* _Objective_
Which lines hold the word "blev"? Copy each of them from the material.

* START *

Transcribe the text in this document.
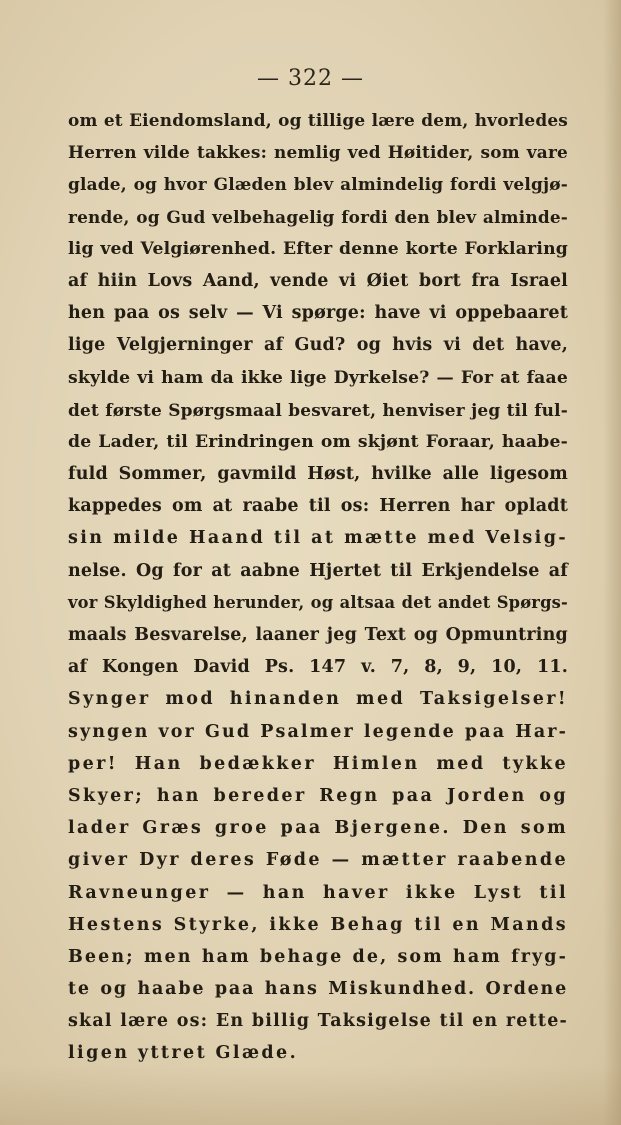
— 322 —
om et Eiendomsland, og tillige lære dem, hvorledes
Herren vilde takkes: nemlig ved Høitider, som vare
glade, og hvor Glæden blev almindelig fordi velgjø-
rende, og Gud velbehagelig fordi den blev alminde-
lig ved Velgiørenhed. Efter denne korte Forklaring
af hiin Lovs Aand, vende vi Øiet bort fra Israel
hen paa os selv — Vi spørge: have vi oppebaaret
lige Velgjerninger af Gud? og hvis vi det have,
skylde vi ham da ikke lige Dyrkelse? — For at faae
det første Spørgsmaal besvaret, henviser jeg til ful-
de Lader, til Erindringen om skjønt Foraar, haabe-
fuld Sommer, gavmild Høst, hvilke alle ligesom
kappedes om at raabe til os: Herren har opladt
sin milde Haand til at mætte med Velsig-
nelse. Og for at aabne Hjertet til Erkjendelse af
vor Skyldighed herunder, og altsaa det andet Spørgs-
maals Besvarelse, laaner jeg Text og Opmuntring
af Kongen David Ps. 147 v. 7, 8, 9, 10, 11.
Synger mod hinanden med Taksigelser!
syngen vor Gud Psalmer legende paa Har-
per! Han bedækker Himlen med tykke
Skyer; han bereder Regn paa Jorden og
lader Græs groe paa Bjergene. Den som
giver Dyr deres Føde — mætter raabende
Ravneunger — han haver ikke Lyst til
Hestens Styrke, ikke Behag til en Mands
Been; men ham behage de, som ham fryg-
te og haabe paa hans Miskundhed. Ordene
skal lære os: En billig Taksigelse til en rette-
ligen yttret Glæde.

* END *

* _Expected answer_
glade, og hvor Glæden blev almindelig fordi velgjø-
rende, og Gud velbehagelig fordi den blev alminde-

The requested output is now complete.